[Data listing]
* start *
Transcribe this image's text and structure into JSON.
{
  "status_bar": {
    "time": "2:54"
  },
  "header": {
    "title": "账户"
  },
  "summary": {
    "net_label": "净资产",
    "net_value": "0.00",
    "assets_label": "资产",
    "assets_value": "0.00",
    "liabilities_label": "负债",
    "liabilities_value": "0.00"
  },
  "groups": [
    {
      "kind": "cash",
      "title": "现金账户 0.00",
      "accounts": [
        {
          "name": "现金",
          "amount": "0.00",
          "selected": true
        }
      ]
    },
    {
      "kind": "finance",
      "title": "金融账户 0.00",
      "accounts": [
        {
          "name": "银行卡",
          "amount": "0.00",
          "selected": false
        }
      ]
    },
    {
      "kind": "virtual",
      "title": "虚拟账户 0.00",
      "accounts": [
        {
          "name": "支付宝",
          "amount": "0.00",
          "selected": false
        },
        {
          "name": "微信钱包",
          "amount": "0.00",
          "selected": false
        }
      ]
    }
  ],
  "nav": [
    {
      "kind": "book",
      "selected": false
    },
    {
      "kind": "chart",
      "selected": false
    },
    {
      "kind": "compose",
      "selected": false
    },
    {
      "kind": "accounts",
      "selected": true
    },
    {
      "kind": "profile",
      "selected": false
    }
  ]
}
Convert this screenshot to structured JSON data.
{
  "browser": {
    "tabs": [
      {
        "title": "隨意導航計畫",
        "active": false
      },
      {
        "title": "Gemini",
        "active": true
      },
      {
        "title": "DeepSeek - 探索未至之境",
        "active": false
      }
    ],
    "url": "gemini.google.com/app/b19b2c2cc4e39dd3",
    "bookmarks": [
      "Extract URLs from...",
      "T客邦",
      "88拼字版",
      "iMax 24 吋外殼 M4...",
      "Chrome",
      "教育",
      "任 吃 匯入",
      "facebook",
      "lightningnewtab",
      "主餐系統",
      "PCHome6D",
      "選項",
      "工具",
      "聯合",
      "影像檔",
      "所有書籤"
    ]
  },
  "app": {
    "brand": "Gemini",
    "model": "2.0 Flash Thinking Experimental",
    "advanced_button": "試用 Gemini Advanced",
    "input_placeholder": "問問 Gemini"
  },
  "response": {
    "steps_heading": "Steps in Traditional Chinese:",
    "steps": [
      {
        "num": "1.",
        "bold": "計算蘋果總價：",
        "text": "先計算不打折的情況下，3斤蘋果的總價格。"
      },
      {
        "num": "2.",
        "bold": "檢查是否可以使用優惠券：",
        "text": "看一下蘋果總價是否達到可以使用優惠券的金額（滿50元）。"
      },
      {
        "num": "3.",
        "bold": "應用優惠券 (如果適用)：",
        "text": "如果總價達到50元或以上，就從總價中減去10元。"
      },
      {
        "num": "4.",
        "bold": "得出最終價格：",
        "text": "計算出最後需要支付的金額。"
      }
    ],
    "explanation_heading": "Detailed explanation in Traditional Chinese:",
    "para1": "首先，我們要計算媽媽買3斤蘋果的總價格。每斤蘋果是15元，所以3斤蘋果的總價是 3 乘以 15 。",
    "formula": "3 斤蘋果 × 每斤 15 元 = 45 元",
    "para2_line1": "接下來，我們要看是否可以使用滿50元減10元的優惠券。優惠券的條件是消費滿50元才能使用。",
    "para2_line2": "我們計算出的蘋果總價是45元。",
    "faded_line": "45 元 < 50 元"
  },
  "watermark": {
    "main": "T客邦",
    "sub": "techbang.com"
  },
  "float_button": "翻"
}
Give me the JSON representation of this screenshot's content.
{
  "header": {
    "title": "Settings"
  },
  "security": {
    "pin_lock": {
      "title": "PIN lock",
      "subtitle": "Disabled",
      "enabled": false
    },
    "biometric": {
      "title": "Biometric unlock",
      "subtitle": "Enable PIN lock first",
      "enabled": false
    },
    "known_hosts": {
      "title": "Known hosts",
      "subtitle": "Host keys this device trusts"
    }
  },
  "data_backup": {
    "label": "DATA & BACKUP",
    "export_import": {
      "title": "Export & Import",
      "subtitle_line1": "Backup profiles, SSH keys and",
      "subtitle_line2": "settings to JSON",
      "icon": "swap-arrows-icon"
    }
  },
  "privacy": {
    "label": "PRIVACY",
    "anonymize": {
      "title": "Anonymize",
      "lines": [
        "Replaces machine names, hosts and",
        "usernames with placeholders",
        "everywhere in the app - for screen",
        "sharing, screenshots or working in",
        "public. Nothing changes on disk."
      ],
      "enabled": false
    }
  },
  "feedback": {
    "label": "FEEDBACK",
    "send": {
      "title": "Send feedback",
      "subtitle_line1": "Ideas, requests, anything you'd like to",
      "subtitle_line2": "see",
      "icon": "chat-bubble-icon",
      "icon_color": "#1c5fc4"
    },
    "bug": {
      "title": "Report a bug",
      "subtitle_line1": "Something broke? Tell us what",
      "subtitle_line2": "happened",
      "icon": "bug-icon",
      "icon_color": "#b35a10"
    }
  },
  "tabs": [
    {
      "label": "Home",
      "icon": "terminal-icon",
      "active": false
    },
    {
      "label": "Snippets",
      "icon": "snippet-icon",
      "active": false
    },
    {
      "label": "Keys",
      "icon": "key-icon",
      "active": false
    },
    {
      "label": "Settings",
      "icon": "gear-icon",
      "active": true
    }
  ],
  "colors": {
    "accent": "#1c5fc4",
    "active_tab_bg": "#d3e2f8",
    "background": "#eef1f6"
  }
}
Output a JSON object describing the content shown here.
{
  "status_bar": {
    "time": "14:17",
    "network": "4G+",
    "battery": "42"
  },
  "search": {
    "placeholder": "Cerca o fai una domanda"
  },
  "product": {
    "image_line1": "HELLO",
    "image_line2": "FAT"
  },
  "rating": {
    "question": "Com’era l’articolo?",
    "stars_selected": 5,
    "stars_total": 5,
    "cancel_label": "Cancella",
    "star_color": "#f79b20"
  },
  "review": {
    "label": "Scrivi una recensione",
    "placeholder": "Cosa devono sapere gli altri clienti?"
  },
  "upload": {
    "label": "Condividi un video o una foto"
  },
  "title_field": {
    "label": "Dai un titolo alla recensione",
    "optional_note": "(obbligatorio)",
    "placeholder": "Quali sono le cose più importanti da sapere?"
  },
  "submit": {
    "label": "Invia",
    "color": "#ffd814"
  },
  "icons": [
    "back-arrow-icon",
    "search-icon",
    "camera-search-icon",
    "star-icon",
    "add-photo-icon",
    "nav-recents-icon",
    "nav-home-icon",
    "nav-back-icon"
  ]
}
* end *
Copy each line that contains the word "recensione".

* [RESPONSE TO THIS EXERCISE]
    "label": "Scrivi una recensione",
    "label": "Dai un titolo alla recensione",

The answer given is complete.